• [WHAT YOU ARE ASKED TO DO] Please write out the complete listing that follows, exactly as it reads.

• [Data entries]
+++++

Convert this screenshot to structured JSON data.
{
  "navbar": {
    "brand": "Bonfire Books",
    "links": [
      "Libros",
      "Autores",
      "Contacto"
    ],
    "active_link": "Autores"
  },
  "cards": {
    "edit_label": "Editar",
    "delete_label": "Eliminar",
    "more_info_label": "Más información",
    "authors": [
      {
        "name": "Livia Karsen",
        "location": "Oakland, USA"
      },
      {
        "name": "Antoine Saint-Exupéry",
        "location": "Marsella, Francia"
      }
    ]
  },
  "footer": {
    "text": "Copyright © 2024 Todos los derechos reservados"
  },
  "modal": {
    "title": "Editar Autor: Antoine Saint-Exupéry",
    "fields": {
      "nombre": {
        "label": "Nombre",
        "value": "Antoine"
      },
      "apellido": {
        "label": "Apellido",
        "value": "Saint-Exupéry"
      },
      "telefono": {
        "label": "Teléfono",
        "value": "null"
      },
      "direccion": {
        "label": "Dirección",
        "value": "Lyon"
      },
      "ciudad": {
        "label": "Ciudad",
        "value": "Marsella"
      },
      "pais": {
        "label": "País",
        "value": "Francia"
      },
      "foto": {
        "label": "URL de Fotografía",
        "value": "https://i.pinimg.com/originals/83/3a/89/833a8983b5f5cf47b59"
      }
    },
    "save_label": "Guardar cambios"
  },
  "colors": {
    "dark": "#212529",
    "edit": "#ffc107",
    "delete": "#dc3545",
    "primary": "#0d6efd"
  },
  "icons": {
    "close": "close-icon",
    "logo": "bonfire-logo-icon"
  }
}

+++++

• [SOLUTION]
Convert this screenshot to structured JSON data.
{
  "navbar": {
    "brand": "Bonfire Books",
    "links": [
      "Libros",
      "Autores",
      "Contacto"
    ],
    "active_link": "Autores"
  },
  "cards": {
    "edit_label": "Editar",
    "delete_label": "Eliminar",
    "more_info_label": "Más información",
    "authors": [
      {
        "name": "Livia Karsen",
        "location": "Oakland, USA"
      },
      {
        "name": "Antoine Saint-Exupéry",
        "location": "Marsella, Francia"
      }
    ]
  },
  "footer": {
    "text": "Copyright © 2024 Todos los derechos reservados"
  },
  "modal": {
    "title": "Editar Autor: Antoine Saint-Exupéry",
    "fields": {
      "nombre": {
        "label": "Nombre",
        "value": "Antoine"
      },
      "apellido": {
        "label": "Apellido",
        "value": "Saint-Exupéry"
      },
      "telefono": {
        "label": "Teléfono",
        "value": "null"
      },
      "direccion": {
        "label": "Dirección",
        "value": "Lyon"
      },
      "ciudad": {
        "label": "Ciudad",
        "value": "Marsella"
      },
      "pais": {
        "label": "País",
        "value": "Francia"
      },
      "foto": {
        "label": "URL de Fotografía",
        "value": "https://i.pinimg.com/originals/83/3a/89/833a8983b5f5cf47b59"
      }
    },
    "save_label": "Guardar cambios"
  },
  "colors": {
    "dark": "#212529",
    "edit": "#ffc107",
    "delete": "#dc3545",
    "primary": "#0d6efd"
  },
  "icons": {
    "close": "close-icon",
    "logo": "bonfire-logo-icon"
  }
}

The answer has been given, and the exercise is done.